• [Written problem]
In the listing below, identify each line with the word "text" and return those lines.

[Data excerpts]
───

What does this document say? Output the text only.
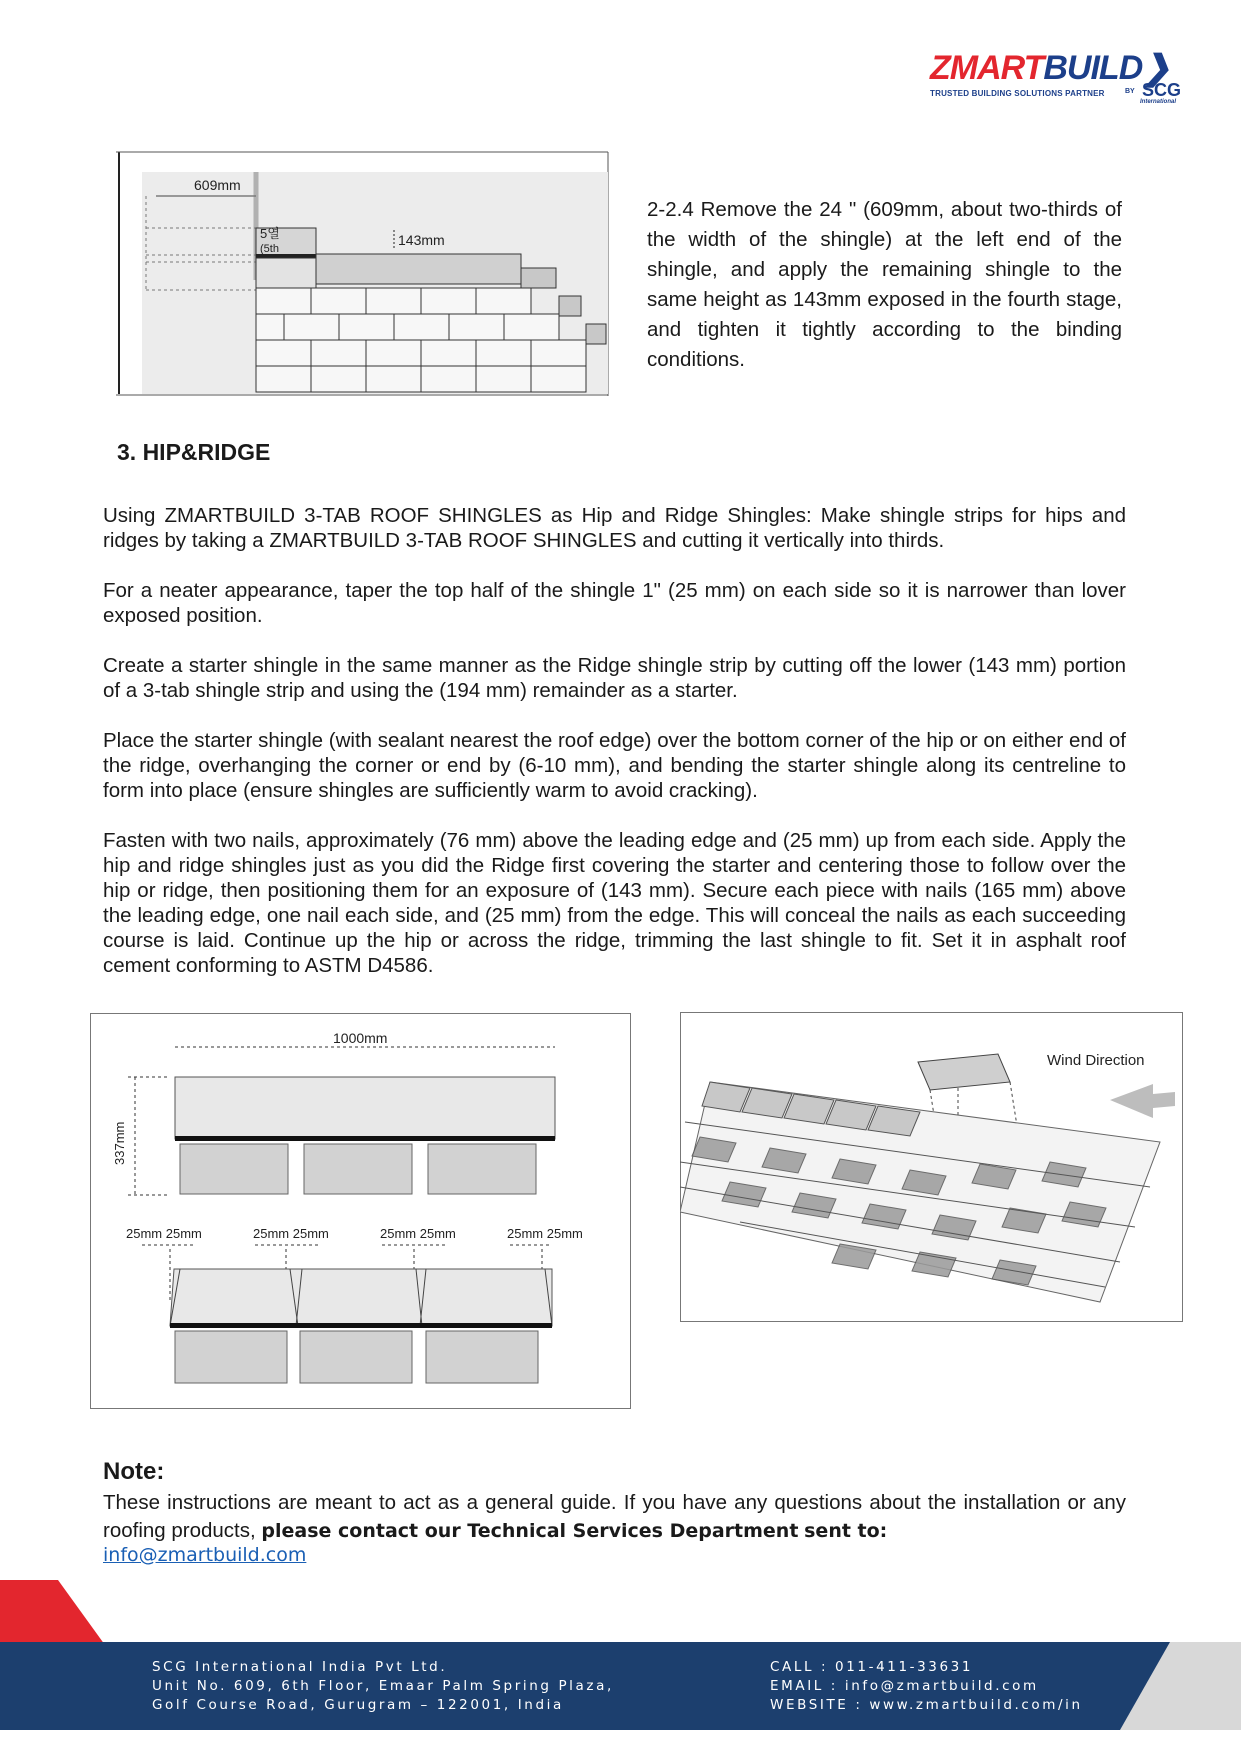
ZMARTBUILD❯
TRUSTED BUILDING SOLUTIONS PARTNER	BY SCG
International
609mm
5열
(5th
143mm
2-2.4 Remove the 24 " (609mm, about two-thirds of the width of the shingle) at the left end of the shingle, and apply the remaining shingle to the same height as 143mm exposed in the fourth stage, and tighten it tightly according to the binding conditions.
3. HIP&RIDGE
Using ZMARTBUILD 3-TAB ROOF SHINGLES as Hip and Ridge Shingles: Make shingle strips for hips and ridges by taking a ZMARTBUILD 3-TAB ROOF SHINGLES and cutting it vertically into thirds.
For a neater appearance, taper the top half of the shingle 1" (25 mm) on each side so it is narrower than lover exposed position.
Create a starter shingle in the same manner as the Ridge shingle strip by cutting off the lower (143 mm) portion of a 3-tab shingle strip and using the (194 mm) remainder as a starter.
Place the starter shingle (with sealant nearest the roof edge) over the bottom corner of the hip or on either end of the ridge, overhanging the corner or end by (6-10 mm), and bending the starter shingle along its centreline to form into place (ensure shingles are sufficiently warm to avoid cracking).
Fasten with two nails, approximately (76 mm) above the leading edge and (25 mm) up from each side. Apply the hip and ridge shingles just as you did the Ridge first covering the starter and centering those to follow over the hip or ridge, then positioning them for an exposure of (143 mm). Secure each piece with nails (165 mm) above the leading edge, one nail each side, and (25 mm) from the edge. This will conceal the nails as each succeeding course is laid. Continue up the hip or across the ridge, trimming the last shingle to fit. Set it in asphalt roof cement conforming to ASTM D4586.
1000mm
337mm
25mm 25mm	25mm 25mm	25mm 25mm	25mm 25mm
Wind Direction
Note:
These instructions are meant to act as a general guide. If you have any questions about the installation or any roofing products, please contact our Technical Services Department sent to:
info@zmartbuild.com
SCG International India Pvt Ltd.
Unit No. 609, 6th Floor, Emaar Palm Spring Plaza,
Golf Course Road, Gurugram – 122001, India
CALL : 011-411-33631
EMAIL : info@zmartbuild.com
WEBSITE : www.zmartbuild.com/in
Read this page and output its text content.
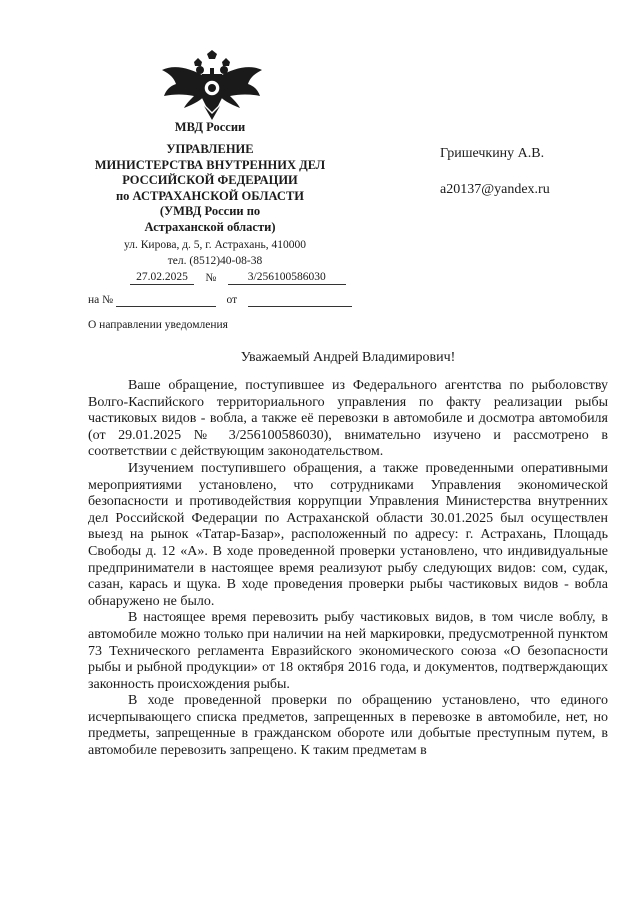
МВД России
УПРАВЛЕНИЕ
МИНИСТЕРСТВА ВНУТРЕННИХ ДЕЛ
РОССИЙСКОЙ ФЕДЕРАЦИИ
по АСТРАХАНСКОЙ ОБЛАСТИ
(УМВД России по
Астраханской области)
ул. Кирова, д. 5, г. Астрахань, 410000
тел. (8512)40-08-38
27.02.2025 №	3/256100586030
на №	от
О направлении уведомления
Гришечкину А.В.
a20137@yandex.ru
Уважаемый Андрей Владимирович!

Ваше обращение, поступившее из Федерального агентства по рыболовству Волго-Каспийского территориального управления по факту реализации рыбы частиковых видов - вобла, а также её перевозки в автомобиле и досмотра автомобиля (от 29.01.2025 № 3/256100586030), внимательно изучено и рассмотрено в соответствии с действующим законодательством.

Изучением поступившего обращения, а также проведенными оперативными мероприятиями установлено, что сотрудниками Управления экономической безопасности и противодействия коррупции Управления Министерства внутренних дел Российской Федерации по Астраханской области 30.01.2025 был осуществлен выезд на рынок «Татар-Базар», расположенный по адресу: г. Астрахань, Площадь Свободы д. 12 «А». В ходе проведенной проверки установлено, что индивидуальные предприниматели в настоящее время реализуют рыбу следующих видов: сом, судак, сазан, карась и щука. В ходе проведения проверки рыбы частиковых видов - вобла обнаружено не было.

В настоящее время перевозить рыбу частиковых видов, в том числе воблу, в автомобиле можно только при наличии на ней маркировки, предусмотренной пунктом 73 Технического регламента Евразийского экономического союза «О безопасности рыбы и рыбной продукции» от 18 октября 2016 года, и документов, подтверждающих законность происхождения рыбы.

В ходе проведенной проверки по обращению установлено, что единого исчерпывающего списка предметов, запрещенных в перевозке в автомобиле, нет, но предметы, запрещенные в гражданском обороте или добытые преступным путем, в автомобиле перевозить запрещено. К таким предметам в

───

• [Response below]
What does this document say? Output the text only.
Read this page and output its text content.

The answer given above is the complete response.